§ **BRIEF**
From the entries below, copy every line where the string "allowance" appears.

[Saved entries]
------

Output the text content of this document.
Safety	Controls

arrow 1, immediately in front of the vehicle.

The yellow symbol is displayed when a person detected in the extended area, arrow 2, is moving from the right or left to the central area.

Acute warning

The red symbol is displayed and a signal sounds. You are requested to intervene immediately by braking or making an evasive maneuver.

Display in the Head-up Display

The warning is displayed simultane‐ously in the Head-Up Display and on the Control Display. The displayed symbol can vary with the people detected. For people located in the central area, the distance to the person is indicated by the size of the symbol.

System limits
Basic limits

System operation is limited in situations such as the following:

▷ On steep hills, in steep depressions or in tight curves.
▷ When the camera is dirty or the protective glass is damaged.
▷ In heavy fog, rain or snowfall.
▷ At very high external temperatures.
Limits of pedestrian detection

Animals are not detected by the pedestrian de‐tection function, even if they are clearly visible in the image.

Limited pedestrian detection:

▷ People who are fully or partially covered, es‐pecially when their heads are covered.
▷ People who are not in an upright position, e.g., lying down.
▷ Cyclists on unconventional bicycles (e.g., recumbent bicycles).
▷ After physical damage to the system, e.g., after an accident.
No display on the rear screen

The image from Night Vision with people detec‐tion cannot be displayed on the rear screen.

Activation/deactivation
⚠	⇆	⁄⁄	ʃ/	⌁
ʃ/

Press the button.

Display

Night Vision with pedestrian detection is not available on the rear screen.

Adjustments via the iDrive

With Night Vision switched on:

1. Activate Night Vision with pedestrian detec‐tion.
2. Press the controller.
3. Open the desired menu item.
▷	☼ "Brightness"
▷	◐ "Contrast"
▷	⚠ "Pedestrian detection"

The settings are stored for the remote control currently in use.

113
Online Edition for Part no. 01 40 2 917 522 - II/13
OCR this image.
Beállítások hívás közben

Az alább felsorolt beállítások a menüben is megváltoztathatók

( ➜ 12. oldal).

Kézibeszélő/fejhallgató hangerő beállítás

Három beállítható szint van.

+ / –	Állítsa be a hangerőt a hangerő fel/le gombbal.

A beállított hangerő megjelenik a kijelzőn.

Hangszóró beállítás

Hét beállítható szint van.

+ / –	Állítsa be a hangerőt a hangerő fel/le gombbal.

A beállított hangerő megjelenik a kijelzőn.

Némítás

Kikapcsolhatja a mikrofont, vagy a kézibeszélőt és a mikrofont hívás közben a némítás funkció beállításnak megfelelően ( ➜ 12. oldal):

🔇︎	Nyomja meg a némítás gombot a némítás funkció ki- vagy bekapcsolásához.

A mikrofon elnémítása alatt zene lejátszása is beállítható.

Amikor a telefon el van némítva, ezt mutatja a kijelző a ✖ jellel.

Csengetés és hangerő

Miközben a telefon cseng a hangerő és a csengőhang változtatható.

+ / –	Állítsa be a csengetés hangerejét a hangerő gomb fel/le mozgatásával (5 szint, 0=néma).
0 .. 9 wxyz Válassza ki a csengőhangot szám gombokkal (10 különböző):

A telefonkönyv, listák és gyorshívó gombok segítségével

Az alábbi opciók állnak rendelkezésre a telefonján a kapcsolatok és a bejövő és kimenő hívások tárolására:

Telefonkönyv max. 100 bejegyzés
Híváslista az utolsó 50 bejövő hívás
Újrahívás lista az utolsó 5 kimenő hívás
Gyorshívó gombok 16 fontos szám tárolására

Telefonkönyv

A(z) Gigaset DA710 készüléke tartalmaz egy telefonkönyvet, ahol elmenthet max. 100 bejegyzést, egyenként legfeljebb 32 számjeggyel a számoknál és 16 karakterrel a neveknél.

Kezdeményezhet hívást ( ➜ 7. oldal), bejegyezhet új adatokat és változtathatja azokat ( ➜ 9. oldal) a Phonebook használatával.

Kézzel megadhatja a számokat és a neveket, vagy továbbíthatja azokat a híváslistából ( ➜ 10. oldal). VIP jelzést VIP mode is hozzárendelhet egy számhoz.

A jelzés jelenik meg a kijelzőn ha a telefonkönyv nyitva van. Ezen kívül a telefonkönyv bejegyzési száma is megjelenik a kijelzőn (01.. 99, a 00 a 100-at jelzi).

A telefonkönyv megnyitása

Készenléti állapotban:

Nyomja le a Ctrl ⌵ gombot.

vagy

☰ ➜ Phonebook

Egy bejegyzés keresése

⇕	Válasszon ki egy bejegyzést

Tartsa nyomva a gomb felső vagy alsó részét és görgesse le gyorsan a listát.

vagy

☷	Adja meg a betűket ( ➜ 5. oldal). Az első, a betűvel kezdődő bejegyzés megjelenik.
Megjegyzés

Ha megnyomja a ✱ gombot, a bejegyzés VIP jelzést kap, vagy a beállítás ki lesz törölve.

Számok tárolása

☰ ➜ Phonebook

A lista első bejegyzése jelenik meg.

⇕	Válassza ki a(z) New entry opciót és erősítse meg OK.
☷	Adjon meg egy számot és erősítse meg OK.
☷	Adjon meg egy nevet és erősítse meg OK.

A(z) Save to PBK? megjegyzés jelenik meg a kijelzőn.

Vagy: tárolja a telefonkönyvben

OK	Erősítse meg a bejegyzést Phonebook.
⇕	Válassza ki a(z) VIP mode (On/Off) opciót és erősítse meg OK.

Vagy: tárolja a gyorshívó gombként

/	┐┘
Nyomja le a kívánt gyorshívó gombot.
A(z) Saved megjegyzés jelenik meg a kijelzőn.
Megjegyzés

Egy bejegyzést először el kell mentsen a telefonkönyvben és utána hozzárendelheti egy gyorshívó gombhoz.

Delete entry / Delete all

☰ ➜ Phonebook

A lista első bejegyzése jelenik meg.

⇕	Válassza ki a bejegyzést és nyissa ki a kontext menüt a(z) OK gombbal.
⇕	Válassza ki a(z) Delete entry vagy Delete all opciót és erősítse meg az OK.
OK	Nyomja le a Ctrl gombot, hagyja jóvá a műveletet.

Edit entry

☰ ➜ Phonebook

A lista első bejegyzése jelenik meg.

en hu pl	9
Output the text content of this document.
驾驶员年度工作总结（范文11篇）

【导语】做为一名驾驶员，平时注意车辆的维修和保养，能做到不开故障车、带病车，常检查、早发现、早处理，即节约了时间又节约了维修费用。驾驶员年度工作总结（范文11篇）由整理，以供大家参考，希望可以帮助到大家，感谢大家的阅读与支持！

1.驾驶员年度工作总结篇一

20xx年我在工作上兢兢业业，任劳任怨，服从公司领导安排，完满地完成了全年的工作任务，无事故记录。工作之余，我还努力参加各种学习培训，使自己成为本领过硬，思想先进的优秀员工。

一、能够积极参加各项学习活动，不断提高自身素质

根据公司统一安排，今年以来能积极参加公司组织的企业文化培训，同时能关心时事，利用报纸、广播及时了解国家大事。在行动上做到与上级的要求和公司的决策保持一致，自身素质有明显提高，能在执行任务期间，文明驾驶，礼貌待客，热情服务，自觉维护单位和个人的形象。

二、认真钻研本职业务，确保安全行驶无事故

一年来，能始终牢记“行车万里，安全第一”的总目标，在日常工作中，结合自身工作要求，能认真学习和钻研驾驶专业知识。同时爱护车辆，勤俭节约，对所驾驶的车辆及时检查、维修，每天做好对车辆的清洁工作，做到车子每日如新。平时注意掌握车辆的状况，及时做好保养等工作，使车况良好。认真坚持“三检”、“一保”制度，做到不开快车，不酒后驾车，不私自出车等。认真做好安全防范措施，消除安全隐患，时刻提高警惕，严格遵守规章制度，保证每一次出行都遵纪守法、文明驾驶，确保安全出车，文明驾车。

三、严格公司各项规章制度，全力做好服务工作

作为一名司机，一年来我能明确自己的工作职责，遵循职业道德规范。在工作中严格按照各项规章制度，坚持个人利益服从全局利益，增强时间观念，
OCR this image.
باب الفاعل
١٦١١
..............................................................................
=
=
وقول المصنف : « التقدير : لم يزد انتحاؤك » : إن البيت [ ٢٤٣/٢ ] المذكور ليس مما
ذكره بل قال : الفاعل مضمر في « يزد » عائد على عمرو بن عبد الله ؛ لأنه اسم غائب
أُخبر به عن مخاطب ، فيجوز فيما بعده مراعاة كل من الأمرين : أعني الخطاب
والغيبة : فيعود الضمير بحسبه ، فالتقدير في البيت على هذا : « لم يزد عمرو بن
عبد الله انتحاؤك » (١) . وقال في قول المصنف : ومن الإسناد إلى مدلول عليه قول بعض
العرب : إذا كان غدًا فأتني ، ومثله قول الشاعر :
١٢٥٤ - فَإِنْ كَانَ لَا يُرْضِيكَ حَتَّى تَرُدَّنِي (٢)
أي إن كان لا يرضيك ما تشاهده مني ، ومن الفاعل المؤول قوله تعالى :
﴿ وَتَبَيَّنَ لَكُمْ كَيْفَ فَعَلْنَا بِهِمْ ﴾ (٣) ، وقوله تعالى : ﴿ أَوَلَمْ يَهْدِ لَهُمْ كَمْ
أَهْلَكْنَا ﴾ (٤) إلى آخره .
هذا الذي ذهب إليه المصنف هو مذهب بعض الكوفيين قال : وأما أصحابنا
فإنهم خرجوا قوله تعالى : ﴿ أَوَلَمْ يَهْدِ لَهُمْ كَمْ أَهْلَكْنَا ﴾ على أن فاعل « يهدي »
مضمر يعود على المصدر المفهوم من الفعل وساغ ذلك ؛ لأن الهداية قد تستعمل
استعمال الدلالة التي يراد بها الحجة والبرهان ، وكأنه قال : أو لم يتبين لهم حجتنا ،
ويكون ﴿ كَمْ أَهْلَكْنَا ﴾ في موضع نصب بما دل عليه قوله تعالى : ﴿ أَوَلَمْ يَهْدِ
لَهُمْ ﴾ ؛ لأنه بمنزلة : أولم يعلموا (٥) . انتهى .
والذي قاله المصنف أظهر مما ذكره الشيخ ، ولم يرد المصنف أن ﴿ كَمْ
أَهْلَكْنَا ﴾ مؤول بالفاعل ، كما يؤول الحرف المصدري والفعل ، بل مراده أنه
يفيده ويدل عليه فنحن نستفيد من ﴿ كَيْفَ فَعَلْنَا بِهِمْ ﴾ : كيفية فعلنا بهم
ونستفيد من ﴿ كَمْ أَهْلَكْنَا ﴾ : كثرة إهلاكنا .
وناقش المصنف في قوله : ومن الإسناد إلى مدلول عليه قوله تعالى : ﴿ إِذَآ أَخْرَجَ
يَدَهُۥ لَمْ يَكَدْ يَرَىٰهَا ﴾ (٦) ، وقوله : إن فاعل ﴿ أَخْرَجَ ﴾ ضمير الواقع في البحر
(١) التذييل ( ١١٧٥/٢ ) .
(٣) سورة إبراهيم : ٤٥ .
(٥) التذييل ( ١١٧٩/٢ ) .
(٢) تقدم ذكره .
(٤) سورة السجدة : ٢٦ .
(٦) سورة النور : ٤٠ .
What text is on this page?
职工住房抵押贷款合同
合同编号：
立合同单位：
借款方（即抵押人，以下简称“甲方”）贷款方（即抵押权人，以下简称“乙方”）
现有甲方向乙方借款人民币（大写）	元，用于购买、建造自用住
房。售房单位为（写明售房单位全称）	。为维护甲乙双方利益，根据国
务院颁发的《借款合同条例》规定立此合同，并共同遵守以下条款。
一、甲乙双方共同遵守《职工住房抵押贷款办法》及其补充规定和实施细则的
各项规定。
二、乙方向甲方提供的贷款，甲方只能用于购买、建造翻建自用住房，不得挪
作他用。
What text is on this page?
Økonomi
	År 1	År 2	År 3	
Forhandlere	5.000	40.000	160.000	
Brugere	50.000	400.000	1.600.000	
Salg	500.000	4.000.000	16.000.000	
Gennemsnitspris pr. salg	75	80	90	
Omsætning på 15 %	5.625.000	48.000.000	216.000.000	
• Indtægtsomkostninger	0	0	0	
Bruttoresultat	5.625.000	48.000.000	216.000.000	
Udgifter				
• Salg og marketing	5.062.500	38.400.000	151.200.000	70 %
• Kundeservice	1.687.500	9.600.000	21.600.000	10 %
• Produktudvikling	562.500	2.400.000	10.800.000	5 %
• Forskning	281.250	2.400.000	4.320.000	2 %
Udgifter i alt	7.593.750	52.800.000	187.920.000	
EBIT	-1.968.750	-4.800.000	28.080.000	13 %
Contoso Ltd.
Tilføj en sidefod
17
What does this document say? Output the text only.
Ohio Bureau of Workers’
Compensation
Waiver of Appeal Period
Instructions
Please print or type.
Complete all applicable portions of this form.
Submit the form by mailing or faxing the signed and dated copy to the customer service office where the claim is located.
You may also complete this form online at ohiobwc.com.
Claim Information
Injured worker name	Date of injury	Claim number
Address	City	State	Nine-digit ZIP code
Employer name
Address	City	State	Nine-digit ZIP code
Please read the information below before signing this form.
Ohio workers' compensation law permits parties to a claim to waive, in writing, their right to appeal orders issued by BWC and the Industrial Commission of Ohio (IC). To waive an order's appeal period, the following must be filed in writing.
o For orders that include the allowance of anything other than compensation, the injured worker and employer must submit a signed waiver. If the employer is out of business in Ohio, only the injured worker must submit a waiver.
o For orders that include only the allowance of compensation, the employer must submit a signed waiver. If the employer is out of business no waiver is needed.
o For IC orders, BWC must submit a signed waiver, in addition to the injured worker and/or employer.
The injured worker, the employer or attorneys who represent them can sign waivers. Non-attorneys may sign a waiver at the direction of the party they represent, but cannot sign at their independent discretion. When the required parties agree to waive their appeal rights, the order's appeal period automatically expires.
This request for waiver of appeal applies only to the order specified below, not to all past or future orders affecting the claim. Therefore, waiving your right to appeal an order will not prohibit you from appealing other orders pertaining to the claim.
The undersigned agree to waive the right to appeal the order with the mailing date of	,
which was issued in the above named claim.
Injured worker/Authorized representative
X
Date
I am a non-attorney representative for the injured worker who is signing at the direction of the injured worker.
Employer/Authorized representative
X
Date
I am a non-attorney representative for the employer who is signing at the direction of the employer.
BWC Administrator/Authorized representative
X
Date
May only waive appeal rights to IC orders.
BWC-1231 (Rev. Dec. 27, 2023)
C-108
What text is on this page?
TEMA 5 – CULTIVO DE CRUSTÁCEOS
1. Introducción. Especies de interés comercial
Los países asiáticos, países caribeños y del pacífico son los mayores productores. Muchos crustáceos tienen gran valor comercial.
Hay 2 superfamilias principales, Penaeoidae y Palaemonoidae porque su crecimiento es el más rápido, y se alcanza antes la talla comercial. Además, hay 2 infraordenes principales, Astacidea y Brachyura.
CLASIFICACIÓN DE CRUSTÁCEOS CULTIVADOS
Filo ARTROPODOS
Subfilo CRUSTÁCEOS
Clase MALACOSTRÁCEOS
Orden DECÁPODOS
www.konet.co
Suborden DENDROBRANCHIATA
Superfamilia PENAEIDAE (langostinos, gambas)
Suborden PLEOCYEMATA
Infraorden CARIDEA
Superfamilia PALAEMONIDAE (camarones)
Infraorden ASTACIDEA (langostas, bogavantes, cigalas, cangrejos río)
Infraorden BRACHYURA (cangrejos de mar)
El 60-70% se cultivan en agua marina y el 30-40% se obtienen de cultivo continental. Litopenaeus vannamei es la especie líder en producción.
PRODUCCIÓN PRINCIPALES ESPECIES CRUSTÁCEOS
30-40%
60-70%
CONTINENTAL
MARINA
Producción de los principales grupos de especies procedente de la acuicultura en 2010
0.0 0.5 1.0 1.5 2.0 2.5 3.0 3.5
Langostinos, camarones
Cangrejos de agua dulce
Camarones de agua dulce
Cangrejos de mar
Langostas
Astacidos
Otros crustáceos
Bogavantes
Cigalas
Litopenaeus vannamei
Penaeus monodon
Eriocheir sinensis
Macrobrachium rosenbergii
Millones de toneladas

------

§ **FINAL RESULT**
o For orders that include the allowance of anything other than compensation, the injured worker and employer must submit a signed waiver. If the employer is out of business in Ohio, only the injured worker must submit a waiver.
o For orders that include only the allowance of compensation, the employer must submit a signed waiver. If the employer is out of business no waiver is needed.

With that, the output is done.